▶ _OBJECTIVE_: Extract the complete data exactly as given.

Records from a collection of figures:
-- BEGIN --
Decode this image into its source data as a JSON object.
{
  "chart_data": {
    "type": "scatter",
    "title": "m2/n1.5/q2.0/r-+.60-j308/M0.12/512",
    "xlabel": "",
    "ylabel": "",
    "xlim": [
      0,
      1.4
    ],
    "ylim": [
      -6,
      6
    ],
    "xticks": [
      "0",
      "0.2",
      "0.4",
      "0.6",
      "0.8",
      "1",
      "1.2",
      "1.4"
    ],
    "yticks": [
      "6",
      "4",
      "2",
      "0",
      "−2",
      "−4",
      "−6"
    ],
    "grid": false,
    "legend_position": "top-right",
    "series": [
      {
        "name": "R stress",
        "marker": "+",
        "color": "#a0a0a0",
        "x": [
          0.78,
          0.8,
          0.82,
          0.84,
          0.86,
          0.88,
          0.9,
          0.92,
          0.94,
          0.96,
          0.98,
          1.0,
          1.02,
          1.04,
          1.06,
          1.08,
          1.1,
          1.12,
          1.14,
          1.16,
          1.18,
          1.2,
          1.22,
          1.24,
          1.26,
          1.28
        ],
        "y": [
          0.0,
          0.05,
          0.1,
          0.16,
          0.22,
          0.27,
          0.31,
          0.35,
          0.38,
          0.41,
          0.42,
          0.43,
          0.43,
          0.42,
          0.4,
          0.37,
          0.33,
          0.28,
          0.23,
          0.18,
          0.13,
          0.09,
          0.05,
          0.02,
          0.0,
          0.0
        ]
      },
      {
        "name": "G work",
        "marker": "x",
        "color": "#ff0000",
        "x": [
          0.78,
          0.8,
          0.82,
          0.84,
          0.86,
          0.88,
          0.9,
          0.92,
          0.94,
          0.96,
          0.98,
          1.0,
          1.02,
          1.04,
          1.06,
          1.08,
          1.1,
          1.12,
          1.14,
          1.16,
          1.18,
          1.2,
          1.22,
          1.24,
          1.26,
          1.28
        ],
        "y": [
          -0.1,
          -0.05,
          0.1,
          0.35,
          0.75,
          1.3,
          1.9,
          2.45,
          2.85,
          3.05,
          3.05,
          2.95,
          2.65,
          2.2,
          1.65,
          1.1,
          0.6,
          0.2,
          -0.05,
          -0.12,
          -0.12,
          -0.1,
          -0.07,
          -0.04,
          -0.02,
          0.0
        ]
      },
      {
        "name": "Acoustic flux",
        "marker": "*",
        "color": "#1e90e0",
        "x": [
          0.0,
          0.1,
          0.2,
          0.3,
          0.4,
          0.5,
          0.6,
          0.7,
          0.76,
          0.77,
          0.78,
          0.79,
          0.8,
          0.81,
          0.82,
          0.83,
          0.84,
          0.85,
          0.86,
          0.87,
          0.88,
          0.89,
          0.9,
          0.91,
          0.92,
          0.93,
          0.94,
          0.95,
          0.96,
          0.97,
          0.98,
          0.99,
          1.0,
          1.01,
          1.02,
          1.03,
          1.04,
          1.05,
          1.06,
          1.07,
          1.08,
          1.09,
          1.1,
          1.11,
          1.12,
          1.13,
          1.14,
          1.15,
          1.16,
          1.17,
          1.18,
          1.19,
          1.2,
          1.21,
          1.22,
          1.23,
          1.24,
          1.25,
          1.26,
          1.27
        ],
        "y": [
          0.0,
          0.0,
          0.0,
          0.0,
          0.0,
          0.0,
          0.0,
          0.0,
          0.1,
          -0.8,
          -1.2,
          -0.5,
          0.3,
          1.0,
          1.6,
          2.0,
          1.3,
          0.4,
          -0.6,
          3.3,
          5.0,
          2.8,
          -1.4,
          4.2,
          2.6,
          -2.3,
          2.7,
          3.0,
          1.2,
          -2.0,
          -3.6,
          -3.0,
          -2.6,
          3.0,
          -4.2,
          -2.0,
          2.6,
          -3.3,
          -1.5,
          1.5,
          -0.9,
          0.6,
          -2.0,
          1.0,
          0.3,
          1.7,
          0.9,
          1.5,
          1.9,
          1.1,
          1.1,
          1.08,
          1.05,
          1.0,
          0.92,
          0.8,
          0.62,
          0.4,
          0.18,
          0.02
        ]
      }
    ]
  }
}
-- END --
▶ _THE REPLY_:
Decode this image into its source data as a JSON object.
{
  "chart_data": {
    "type": "scatter",
    "title": "m2/n1.5/q2.0/r-+.60-j308/M0.12/512",
    "xlabel": "",
    "ylabel": "",
    "xlim": [
      0,
      1.4
    ],
    "ylim": [
      -6,
      6
    ],
    "xticks": [
      "0",
      "0.2",
      "0.4",
      "0.6",
      "0.8",
      "1",
      "1.2",
      "1.4"
    ],
    "yticks": [
      "6",
      "4",
      "2",
      "0",
      "−2",
      "−4",
      "−6"
    ],
    "grid": false,
    "legend_position": "top-right",
    "series": [
      {
        "name": "R stress",
        "marker": "+",
        "color": "#a0a0a0",
        "x": [
          0.78,
          0.8,
          0.82,
          0.84,
          0.86,
          0.88,
          0.9,
          0.92,
          0.94,
          0.96,
          0.98,
          1.0,
          1.02,
          1.04,
          1.06,
          1.08,
          1.1,
          1.12,
          1.14,
          1.16,
          1.18,
          1.2,
          1.22,
          1.24,
          1.26,
          1.28
        ],
        "y": [
          0.0,
          0.05,
          0.1,
          0.16,
          0.22,
          0.27,
          0.31,
          0.35,
          0.38,
          0.41,
          0.42,
          0.43,
          0.43,
          0.42,
          0.4,
          0.37,
          0.33,
          0.28,
          0.23,
          0.18,
          0.13,
          0.09,
          0.05,
          0.02,
          0.0,
          0.0
        ]
      },
      {
        "name": "G work",
        "marker": "x",
        "color": "#ff0000",
        "x": [
          0.78,
          0.8,
          0.82,
          0.84,
          0.86,
          0.88,
          0.9,
          0.92,
          0.94,
          0.96,
          0.98,
          1.0,
          1.02,
          1.04,
          1.06,
          1.08,
          1.1,
          1.12,
          1.14,
          1.16,
          1.18,
          1.2,
          1.22,
          1.24,
          1.26,
          1.28
        ],
        "y": [
          -0.1,
          -0.05,
          0.1,
          0.35,
          0.75,
          1.3,
          1.9,
          2.45,
          2.85,
          3.05,
          3.05,
          2.95,
          2.65,
          2.2,
          1.65,
          1.1,
          0.6,
          0.2,
          -0.05,
          -0.12,
          -0.12,
          -0.1,
          -0.07,
          -0.04,
          -0.02,
          0.0
        ]
      },
      {
        "name": "Acoustic flux",
        "marker": "*",
        "color": "#1e90e0",
        "x": [
          0.0,
          0.1,
          0.2,
          0.3,
          0.4,
          0.5,
          0.6,
          0.7,
          0.76,
          0.77,
          0.78,
          0.79,
          0.8,
          0.81,
          0.82,
          0.83,
          0.84,
          0.85,
          0.86,
          0.87,
          0.88,
          0.89,
          0.9,
          0.91,
          0.92,
          0.93,
          0.94,
          0.95,
          0.96,
          0.97,
          0.98,
          0.99,
          1.0,
          1.01,
          1.02,
          1.03,
          1.04,
          1.05,
          1.06,
          1.07,
          1.08,
          1.09,
          1.1,
          1.11,
          1.12,
          1.13,
          1.14,
          1.15,
          1.16,
          1.17,
          1.18,
          1.19,
          1.2,
          1.21,
          1.22,
          1.23,
          1.24,
          1.25,
          1.26,
          1.27
        ],
        "y": [
          0.0,
          0.0,
          0.0,
          0.0,
          0.0,
          0.0,
          0.0,
          0.0,
          0.1,
          -0.8,
          -1.2,
          -0.5,
          0.3,
          1.0,
          1.6,
          2.0,
          1.3,
          0.4,
          -0.6,
          3.3,
          5.0,
          2.8,
          -1.4,
          4.2,
          2.6,
          -2.3,
          2.7,
          3.0,
          1.2,
          -2.0,
          -3.6,
          -3.0,
          -2.6,
          3.0,
          -4.2,
          -2.0,
          2.6,
          -3.3,
          -1.5,
          1.5,
          -0.9,
          0.6,
          -2.0,
          1.0,
          0.3,
          1.7,
          0.9,
          1.5,
          1.9,
          1.1,
          1.1,
          1.08,
          1.05,
          1.0,
          0.92,
          0.8,
          0.62,
          0.4,
          0.18,
          0.02
        ]
      }
    ]
  }
}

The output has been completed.